» **DATA FOR PROCESSING**:
________________________

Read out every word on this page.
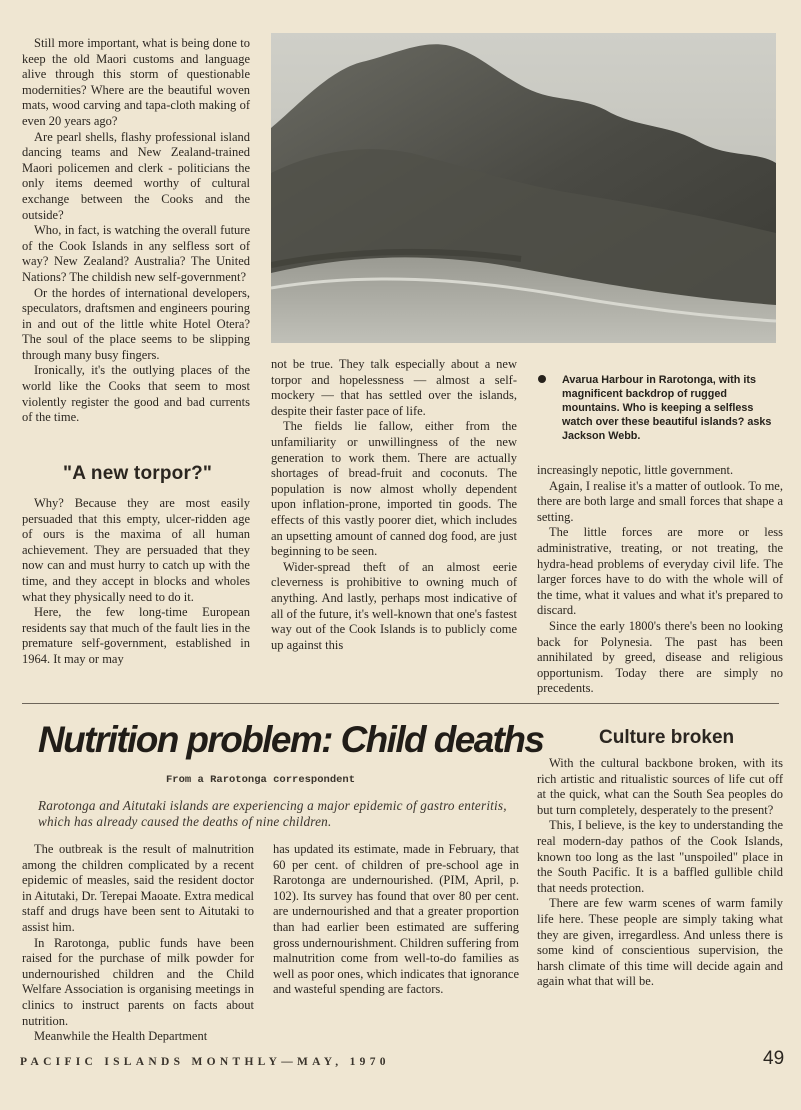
Still more important, what is being done to keep the old Maori customs and language alive through this storm of questionable modernities? Where are the beautiful woven mats, wood carving and tapa-cloth making of even 20 years ago?

Are pearl shells, flashy professional island dancing teams and New Zealand-trained Maori policemen and clerk - politicians the only items deemed worthy of cultural exchange between the Cooks and the outside?

Who, in fact, is watching the overall future of the Cook Islands in any selfless sort of way? New Zealand? Australia? The United Nations? The childish new self-government?

Or the hordes of international developers, speculators, draftsmen and engineers pouring in and out of the little white Hotel Otera? The soul of the place seems to be slipping through many busy fingers.

Ironically, it's the outlying places of the world like the Cooks that seem to most violently register the good and bad currents of the time.

"A new torpor?"

Why? Because they are most easily persuaded that this empty, ulcer-ridden age of ours is the maxima of all human achievement. They are persuaded that they now can and must hurry to catch up with the time, and they accept in blocks and wholes what they physically need to do it.

Here, the few long-time European residents say that much of the fault lies in the premature self-government, established in 1964. It may or may

not be true. They talk especially about a new torpor and hopelessness — almost a self-mockery — that has settled over the islands, despite their faster pace of life.

The fields lie fallow, either from the unfamiliarity or unwillingness of the new generation to work them. There are actually shortages of bread-fruit and coconuts. The population is now almost wholly dependent upon inflation-prone, imported tin goods. The effects of this vastly poorer diet, which includes an upsetting amount of canned dog food, are just beginning to be seen.

Wider-spread theft of an almost eerie cleverness is prohibitive to owning much of anything. And lastly, perhaps most indicative of all of the future, it's well-known that one's fastest way out of the Cook Islands is to publicly come up against this

Avarua Harbour in Rarotonga, with its magnificent backdrop of rugged mountains. Who is keeping a selfless watch over these beautiful islands? asks Jackson Webb.

increasingly nepotic, little government.

Again, I realise it's a matter of outlook. To me, there are both large and small forces that shape a setting.

The little forces are more or less administrative, treating, or not treating, the hydra-head problems of everyday civil life. The larger forces have to do with the whole will of the time, what it values and what it's prepared to discard.

Since the early 1800's there's been no looking back for Polynesia. The past has been annihilated by greed, disease and religious opportunism. Today there are simply no precedents.

Nutrition problem: Child deaths
From a Rarotonga correspondent
Rarotonga and Aitutaki islands are experiencing a major epidemic of gastro enteritis, which has already caused the deaths of nine children.

The outbreak is the result of malnutrition among the children complicated by a recent epidemic of measles, said the resident doctor in Aitutaki, Dr. Terepai Maoate. Extra medical staff and drugs have been sent to Aitutaki to assist him.

In Rarotonga, public funds have been raised for the purchase of milk powder for undernourished children and the Child Welfare Association is organising meetings in clinics to instruct parents on facts about nutrition.

Meanwhile the Health Department

has updated its estimate, made in February, that 60 per cent. of children of pre-school age in Rarotonga are undernourished. (PIM, April, p. 102). Its survey has found that over 80 per cent. are undernourished and that a greater proportion than had earlier been estimated are suffering gross undernourishment. Children suffering from malnutrition come from well-to-do families as well as poor ones, which indicates that ignorance and wasteful spending are factors.

Culture broken

With the cultural backbone broken, with its rich artistic and ritualistic sources of life cut off at the quick, what can the South Sea peoples do but turn completely, desperately to the present?

This, I believe, is the key to understanding the real modern-day pathos of the Cook Islands, known too long as the last "unspoiled" place in the South Pacific. It is a baffled gullible child that needs protection.

There are few warm scenes of warm family life here. These people are simply taking what they are given, irregardless. And unless there is some kind of conscientious supervision, the harsh climate of this time will decide again and again what that will be.

PACIFIC ISLANDS MONTHLY—MAY, 1970	49
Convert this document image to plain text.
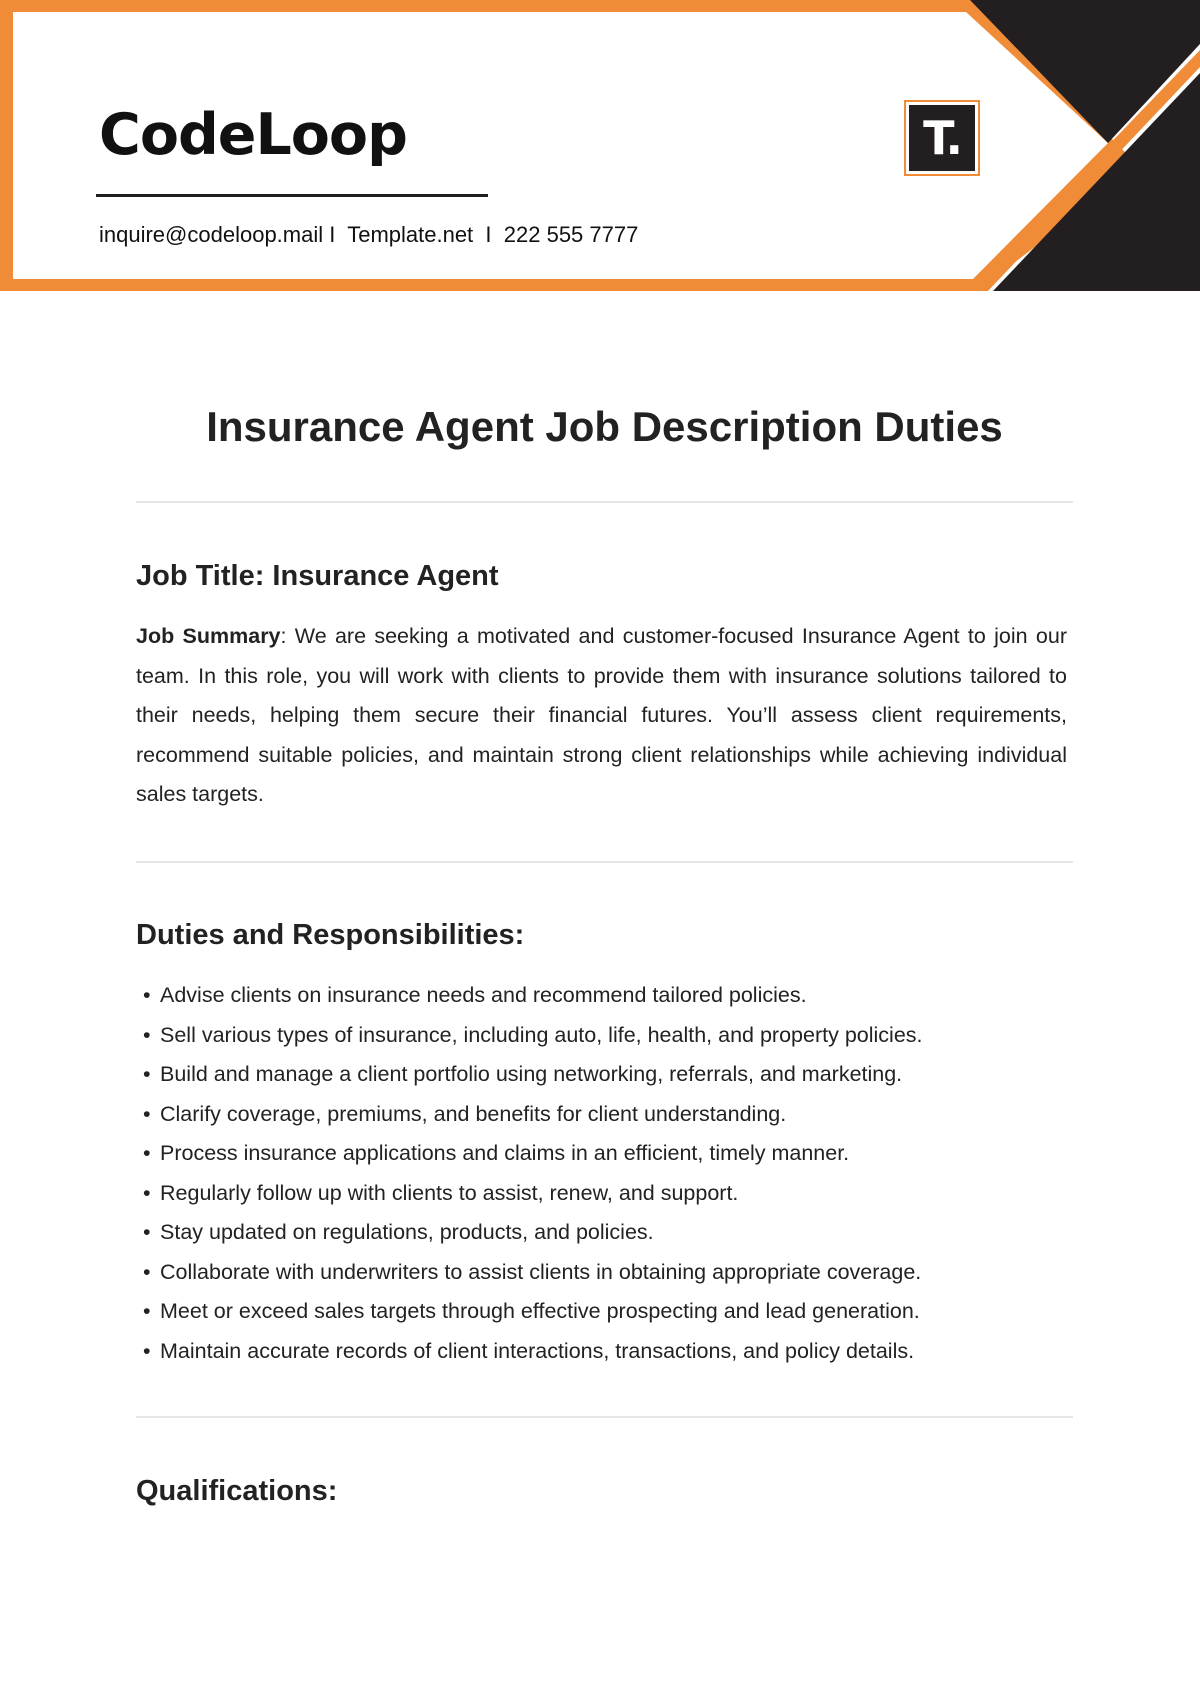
CodeLoop
inquire@codeloop.mail I Template.net I 222 555 7777
T.
Insurance Agent Job Description Duties
Job Title: Insurance Agent

Job Summary: We are seeking a motivated and customer-focused Insurance Agent to join our team. In this role, you will work with clients to provide them with insurance solutions tailored to their needs, helping them secure their financial futures. You’ll assess client requirements, recommend suitable policies, and maintain strong client relationships while achieving individual sales targets.

Duties and Responsibilities:
• Advise clients on insurance needs and recommend tailored policies.
• Sell various types of insurance, including auto, life, health, and property policies.
• Build and manage a client portfolio using networking, referrals, and marketing.
• Clarify coverage, premiums, and benefits for client understanding.
• Process insurance applications and claims in an efficient, timely manner.
• Regularly follow up with clients to assist, renew, and support.
• Stay updated on regulations, products, and policies.
• Collaborate with underwriters to assist clients in obtaining appropriate coverage.
• Meet or exceed sales targets through effective prospecting and lead generation.
• Maintain accurate records of client interactions, transactions, and policy details.
Qualifications:
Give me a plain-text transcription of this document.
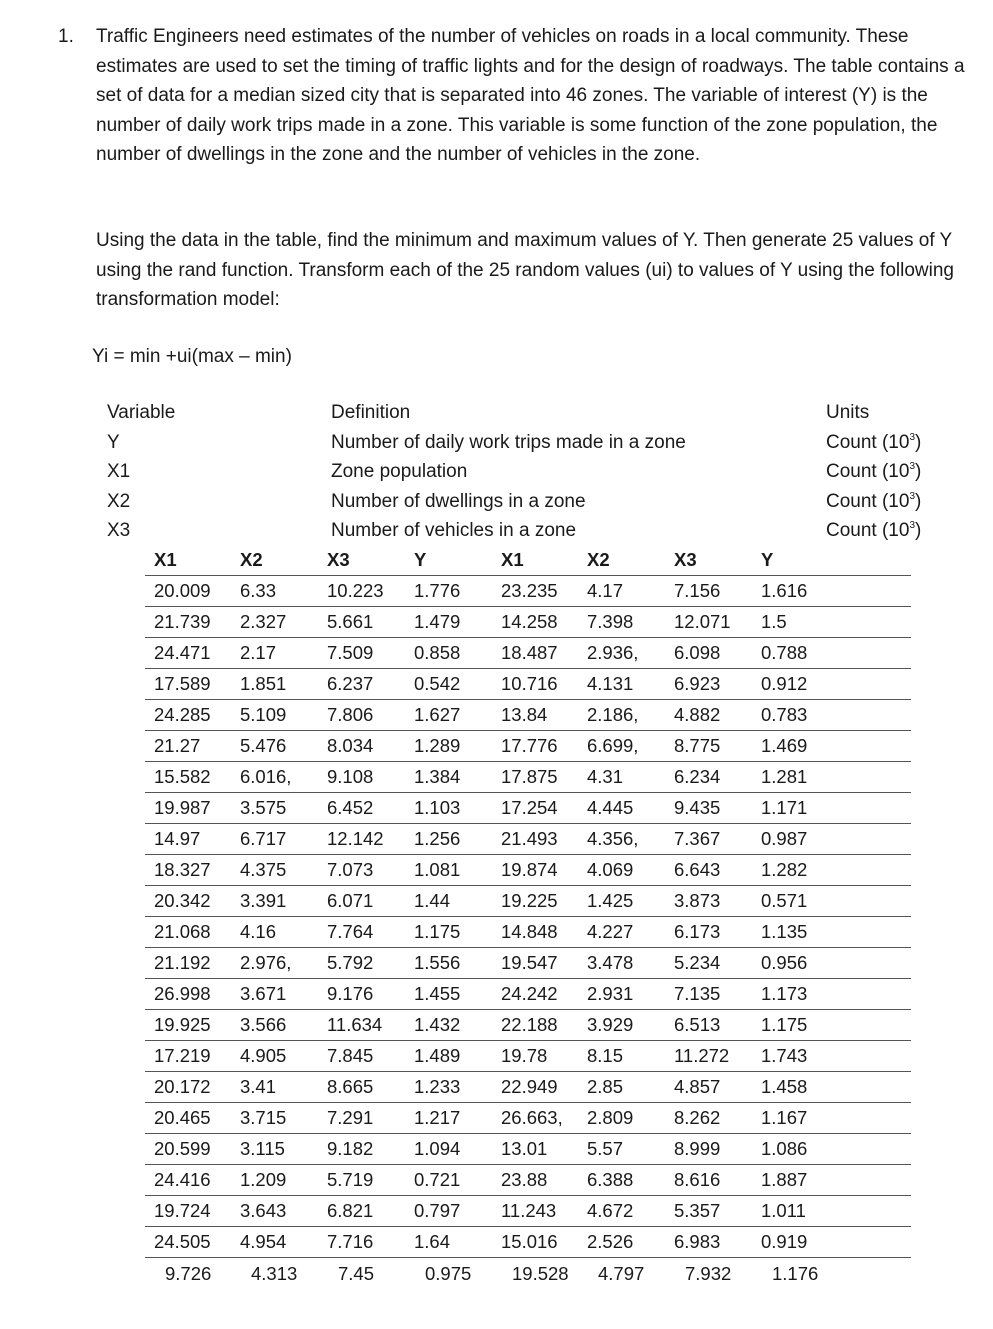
1. Traffic Engineers need estimates of the number of vehicles on roads in a local community. These estimates are used to set the timing of traffic lights and for the design of roadways. The table contains a set of data for a median sized city that is separated into 46 zones. The variable of interest (Y) is the number of daily work trips made in a zone. This variable is some function of the zone population, the number of dwellings in the zone and the number of vehicles in the zone.

Using the data in the table, find the minimum and maximum values of Y. Then generate 25 values of Y using the rand function. Transform each of the 25 random values (ui) to values of Y using the following transformation model:

Yi = min +ui(max – min)
Variable	Definition	Units
Y	Number of daily work trips made in a zone	Count $(10^3)$
X1	Zone population	Count $(10^3)$
X2	Number of dwellings in a zone	Count $(10^3)$
X3	Number of vehicles in a zone	Count $(10^3)$
X1	X2	X3	Y	X1	X2	X3	Y
20.009	6.33	10.223	1.776	23.235	4.17	7.156	1.616
21.739	2.327	5.661	1.479	14.258	7.398	12.071	1.5
24.471	2.17	7.509	0.858	18.487	2.936,	6.098	0.788
17.589	1.851	6.237	0.542	10.716	4.131	6.923	0.912
24.285	5.109	7.806	1.627	13.84	2.186,	4.882	0.783
21.27	5.476	8.034	1.289	17.776	6.699,	8.775	1.469
15.582	6.016,	9.108	1.384	17.875	4.31	6.234	1.281
19.987	3.575	6.452	1.103	17.254	4.445	9.435	1.171
14.97	6.717	12.142	1.256	21.493	4.356,	7.367	0.987
18.327	4.375	7.073	1.081	19.874	4.069	6.643	1.282
20.342	3.391	6.071	1.44	19.225	1.425	3.873	0.571
21.068	4.16	7.764	1.175	14.848	4.227	6.173	1.135
21.192	2.976,	5.792	1.556	19.547	3.478	5.234	0.956
26.998	3.671	9.176	1.455	24.242	2.931	7.135	1.173
19.925	3.566	11.634	1.432	22.188	3.929	6.513	1.175
17.219	4.905	7.845	1.489	19.78	8.15	11.272	1.743
20.172	3.41	8.665	1.233	22.949	2.85	4.857	1.458
20.465	3.715	7.291	1.217	26.663,	2.809	8.262	1.167
20.599	3.115	9.182	1.094	13.01	5.57	8.999	1.086
24.416	1.209	5.719	0.721	23.88	6.388	8.616	1.887
19.724	3.643	6.821	0.797	11.243	4.672	5.357	1.011
24.505	4.954	7.716	1.64	15.016	2.526	6.983	0.919
9.726	4.313	7.45	0.975	19.528	4.797	7.932	1.176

________________________

» **EXERCISE REQUIREMENTS**: Transcribe all the lines above exactly, apart from the pictures.

» **EXPECTED OUTPUT**:
Read out every word on this page.
Still more important, what is being done to keep the old Maori customs and language alive through this storm of questionable modernities? Where are the beautiful woven mats, wood carving and tapa-cloth making of even 20 years ago?

Are pearl shells, flashy professional island dancing teams and New Zealand-trained Maori policemen and clerk - politicians the only items deemed worthy of cultural exchange between the Cooks and the outside?

Who, in fact, is watching the overall future of the Cook Islands in any selfless sort of way? New Zealand? Australia? The United Nations? The childish new self-government?

Or the hordes of international developers, speculators, draftsmen and engineers pouring in and out of the little white Hotel Otera? The soul of the place seems to be slipping through many busy fingers.

Ironically, it's the outlying places of the world like the Cooks that seem to most violently register the good and bad currents of the time.

"A new torpor?"

Why? Because they are most easily persuaded that this empty, ulcer-ridden age of ours is the maxima of all human achievement. They are persuaded that they now can and must hurry to catch up with the time, and they accept in blocks and wholes what they physically need to do it.

Here, the few long-time European residents say that much of the fault lies in the premature self-government, established in 1964. It may or may

not be true. They talk especially about a new torpor and hopelessness — almost a self-mockery — that has settled over the islands, despite their faster pace of life.

The fields lie fallow, either from the unfamiliarity or unwillingness of the new generation to work them. There are actually shortages of bread-fruit and coconuts. The population is now almost wholly dependent upon inflation-prone, imported tin goods. The effects of this vastly poorer diet, which includes an upsetting amount of canned dog food, are just beginning to be seen.

Wider-spread theft of an almost eerie cleverness is prohibitive to owning much of anything. And lastly, perhaps most indicative of all of the future, it's well-known that one's fastest way out of the Cook Islands is to publicly come up against this

Avarua Harbour in Rarotonga, with its magnificent backdrop of rugged mountains. Who is keeping a selfless watch over these beautiful islands? asks Jackson Webb.

increasingly nepotic, little government.

Again, I realise it's a matter of outlook. To me, there are both large and small forces that shape a setting.

The little forces are more or less administrative, treating, or not treating, the hydra-head problems of everyday civil life. The larger forces have to do with the whole will of the time, what it values and what it's prepared to discard.

Since the early 1800's there's been no looking back for Polynesia. The past has been annihilated by greed, disease and religious opportunism. Today there are simply no precedents.

Nutrition problem: Child deaths
From a Rarotonga correspondent
Rarotonga and Aitutaki islands are experiencing a major epidemic of gastro enteritis, which has already caused the deaths of nine children.

The outbreak is the result of malnutrition among the children complicated by a recent epidemic of measles, said the resident doctor in Aitutaki, Dr. Terepai Maoate. Extra medical staff and drugs have been sent to Aitutaki to assist him.

In Rarotonga, public funds have been raised for the purchase of milk powder for undernourished children and the Child Welfare Association is organising meetings in clinics to instruct parents on facts about nutrition.

Meanwhile the Health Department

has updated its estimate, made in February, that 60 per cent. of children of pre-school age in Rarotonga are undernourished. (PIM, April, p. 102). Its survey has found that over 80 per cent. are undernourished and that a greater proportion than had earlier been estimated are suffering gross undernourishment. Children suffering from malnutrition come from well-to-do families as well as poor ones, which indicates that ignorance and wasteful spending are factors.

Culture broken

With the cultural backbone broken, with its rich artistic and ritualistic sources of life cut off at the quick, what can the South Sea peoples do but turn completely, desperately to the present?

This, I believe, is the key to understanding the real modern-day pathos of the Cook Islands, known too long as the last "unspoiled" place in the South Pacific. It is a baffled gullible child that needs protection.

There are few warm scenes of warm family life here. These people are simply taking what they are given, irregardless. And unless there is some kind of conscientious supervision, the harsh climate of this time will decide again and again what that will be.

PACIFIC ISLANDS MONTHLY—MAY, 1970	49
Convert this document image to plain text.
CodeLoop
inquire@codeloop.mail I Template.net I 222 555 7777
T.
Insurance Agent Job Description Duties
Job Title: Insurance Agent

Job Summary: We are seeking a motivated and customer-focused Insurance Agent to join our team. In this role, you will work with clients to provide them with insurance solutions tailored to their needs, helping them secure their financial futures. You’ll assess client requirements, recommend suitable policies, and maintain strong client relationships while achieving individual sales targets.

Duties and Responsibilities:
• Advise clients on insurance needs and recommend tailored policies.
• Sell various types of insurance, including auto, life, health, and property policies.
• Build and manage a client portfolio using networking, referrals, and marketing.
• Clarify coverage, premiums, and benefits for client understanding.
• Process insurance applications and claims in an efficient, timely manner.
• Regularly follow up with clients to assist, renew, and support.
• Stay updated on regulations, products, and policies.
• Collaborate with underwriters to assist clients in obtaining appropriate coverage.
• Meet or exceed sales targets through effective prospecting and lead generation.
• Maintain accurate records of client interactions, transactions, and policy details.
Qualifications:
Give me a plain-text transcription of this document.
1. Traffic Engineers need estimates of the number of vehicles on roads in a local community. These estimates are used to set the timing of traffic lights and for the design of roadways. The table contains a set of data for a median sized city that is separated into 46 zones. The variable of interest (Y) is the number of daily work trips made in a zone. This variable is some function of the zone population, the number of dwellings in the zone and the number of vehicles in the zone.

Using the data in the table, find the minimum and maximum values of Y. Then generate 25 values of Y using the rand function. Transform each of the 25 random values (ui) to values of Y using the following transformation model:

Yi = min +ui(max – min)
Variable	Definition	Units
Y	Number of daily work trips made in a zone	Count $(10^3)$
X1	Zone population	Count $(10^3)$
X2	Number of dwellings in a zone	Count $(10^3)$
X3	Number of vehicles in a zone	Count $(10^3)$
X1	X2	X3	Y	X1	X2	X3	Y
20.009	6.33	10.223	1.776	23.235	4.17	7.156	1.616
21.739	2.327	5.661	1.479	14.258	7.398	12.071	1.5
24.471	2.17	7.509	0.858	18.487	2.936,	6.098	0.788
17.589	1.851	6.237	0.542	10.716	4.131	6.923	0.912
24.285	5.109	7.806	1.627	13.84	2.186,	4.882	0.783
21.27	5.476	8.034	1.289	17.776	6.699,	8.775	1.469
15.582	6.016,	9.108	1.384	17.875	4.31	6.234	1.281
19.987	3.575	6.452	1.103	17.254	4.445	9.435	1.171
14.97	6.717	12.142	1.256	21.493	4.356,	7.367	0.987
18.327	4.375	7.073	1.081	19.874	4.069	6.643	1.282
20.342	3.391	6.071	1.44	19.225	1.425	3.873	0.571
21.068	4.16	7.764	1.175	14.848	4.227	6.173	1.135
21.192	2.976,	5.792	1.556	19.547	3.478	5.234	0.956
26.998	3.671	9.176	1.455	24.242	2.931	7.135	1.173
19.925	3.566	11.634	1.432	22.188	3.929	6.513	1.175
17.219	4.905	7.845	1.489	19.78	8.15	11.272	1.743
20.172	3.41	8.665	1.233	22.949	2.85	4.857	1.458
20.465	3.715	7.291	1.217	26.663,	2.809	8.262	1.167
20.599	3.115	9.182	1.094	13.01	5.57	8.999	1.086
24.416	1.209	5.719	0.721	23.88	6.388	8.616	1.887
19.724	3.643	6.821	0.797	11.243	4.672	5.357	1.011
24.505	4.954	7.716	1.64	15.016	2.526	6.983	0.919
9.726	4.313	7.45	0.975	19.528	4.797	7.932	1.176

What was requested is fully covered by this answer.